**AIM OF THE EXERCISE:** Write out the entries again exactly as they are given.

── EXCERPTED RECORDS

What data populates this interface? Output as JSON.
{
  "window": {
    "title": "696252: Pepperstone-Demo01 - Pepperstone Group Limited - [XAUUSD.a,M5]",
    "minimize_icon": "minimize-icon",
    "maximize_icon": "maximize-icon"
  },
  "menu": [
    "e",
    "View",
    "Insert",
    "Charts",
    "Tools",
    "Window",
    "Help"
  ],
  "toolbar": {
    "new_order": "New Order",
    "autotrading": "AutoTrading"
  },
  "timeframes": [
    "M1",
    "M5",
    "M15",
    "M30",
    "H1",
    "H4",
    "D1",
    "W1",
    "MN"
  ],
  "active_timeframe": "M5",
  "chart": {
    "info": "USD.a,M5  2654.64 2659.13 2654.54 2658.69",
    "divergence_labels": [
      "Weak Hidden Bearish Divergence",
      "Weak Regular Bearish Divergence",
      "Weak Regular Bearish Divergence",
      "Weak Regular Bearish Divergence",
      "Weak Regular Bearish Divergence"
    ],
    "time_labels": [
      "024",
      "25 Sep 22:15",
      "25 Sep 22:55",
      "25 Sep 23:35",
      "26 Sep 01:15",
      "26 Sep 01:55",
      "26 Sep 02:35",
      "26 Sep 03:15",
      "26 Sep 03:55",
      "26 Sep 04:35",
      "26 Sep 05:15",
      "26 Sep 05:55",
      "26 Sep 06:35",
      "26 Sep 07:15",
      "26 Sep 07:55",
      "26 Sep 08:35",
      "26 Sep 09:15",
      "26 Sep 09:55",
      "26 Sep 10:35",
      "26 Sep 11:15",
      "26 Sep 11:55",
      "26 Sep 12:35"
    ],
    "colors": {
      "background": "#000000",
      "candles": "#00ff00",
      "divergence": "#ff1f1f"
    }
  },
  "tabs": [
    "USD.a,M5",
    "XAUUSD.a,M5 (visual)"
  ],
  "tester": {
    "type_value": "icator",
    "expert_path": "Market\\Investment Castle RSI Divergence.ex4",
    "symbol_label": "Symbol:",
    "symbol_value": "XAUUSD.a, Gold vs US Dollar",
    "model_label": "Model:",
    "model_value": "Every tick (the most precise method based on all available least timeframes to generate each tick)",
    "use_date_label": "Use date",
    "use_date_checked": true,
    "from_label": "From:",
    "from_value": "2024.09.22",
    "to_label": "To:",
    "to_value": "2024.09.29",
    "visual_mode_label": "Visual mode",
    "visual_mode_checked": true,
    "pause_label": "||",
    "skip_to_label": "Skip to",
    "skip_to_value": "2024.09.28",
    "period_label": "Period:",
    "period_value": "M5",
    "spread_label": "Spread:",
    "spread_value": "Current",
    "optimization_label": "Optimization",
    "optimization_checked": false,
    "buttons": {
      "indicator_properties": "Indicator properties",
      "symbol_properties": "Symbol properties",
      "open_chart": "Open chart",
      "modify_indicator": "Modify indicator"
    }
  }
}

────

**TASK OUTPUT:**
What data populates this interface? Output as JSON.
{
  "window": {
    "title": "696252: Pepperstone-Demo01 - Pepperstone Group Limited - [XAUUSD.a,M5]",
    "minimize_icon": "minimize-icon",
    "maximize_icon": "maximize-icon"
  },
  "menu": [
    "e",
    "View",
    "Insert",
    "Charts",
    "Tools",
    "Window",
    "Help"
  ],
  "toolbar": {
    "new_order": "New Order",
    "autotrading": "AutoTrading"
  },
  "timeframes": [
    "M1",
    "M5",
    "M15",
    "M30",
    "H1",
    "H4",
    "D1",
    "W1",
    "MN"
  ],
  "active_timeframe": "M5",
  "chart": {
    "info": "USD.a,M5  2654.64 2659.13 2654.54 2658.69",
    "divergence_labels": [
      "Weak Hidden Bearish Divergence",
      "Weak Regular Bearish Divergence",
      "Weak Regular Bearish Divergence",
      "Weak Regular Bearish Divergence",
      "Weak Regular Bearish Divergence"
    ],
    "time_labels": [
      "024",
      "25 Sep 22:15",
      "25 Sep 22:55",
      "25 Sep 23:35",
      "26 Sep 01:15",
      "26 Sep 01:55",
      "26 Sep 02:35",
      "26 Sep 03:15",
      "26 Sep 03:55",
      "26 Sep 04:35",
      "26 Sep 05:15",
      "26 Sep 05:55",
      "26 Sep 06:35",
      "26 Sep 07:15",
      "26 Sep 07:55",
      "26 Sep 08:35",
      "26 Sep 09:15",
      "26 Sep 09:55",
      "26 Sep 10:35",
      "26 Sep 11:15",
      "26 Sep 11:55",
      "26 Sep 12:35"
    ],
    "colors": {
      "background": "#000000",
      "candles": "#00ff00",
      "divergence": "#ff1f1f"
    }
  },
  "tabs": [
    "USD.a,M5",
    "XAUUSD.a,M5 (visual)"
  ],
  "tester": {
    "type_value": "icator",
    "expert_path": "Market\\Investment Castle RSI Divergence.ex4",
    "symbol_label": "Symbol:",
    "symbol_value": "XAUUSD.a, Gold vs US Dollar",
    "model_label": "Model:",
    "model_value": "Every tick (the most precise method based on all available least timeframes to generate each tick)",
    "use_date_label": "Use date",
    "use_date_checked": true,
    "from_label": "From:",
    "from_value": "2024.09.22",
    "to_label": "To:",
    "to_value": "2024.09.29",
    "visual_mode_label": "Visual mode",
    "visual_mode_checked": true,
    "pause_label": "||",
    "skip_to_label": "Skip to",
    "skip_to_value": "2024.09.28",
    "period_label": "Period:",
    "period_value": "M5",
    "spread_label": "Spread:",
    "spread_value": "Current",
    "optimization_label": "Optimization",
    "optimization_checked": false,
    "buttons": {
      "indicator_properties": "Indicator properties",
      "symbol_properties": "Symbol properties",
      "open_chart": "Open chart",
      "modify_indicator": "Modify indicator"
    }
  }
}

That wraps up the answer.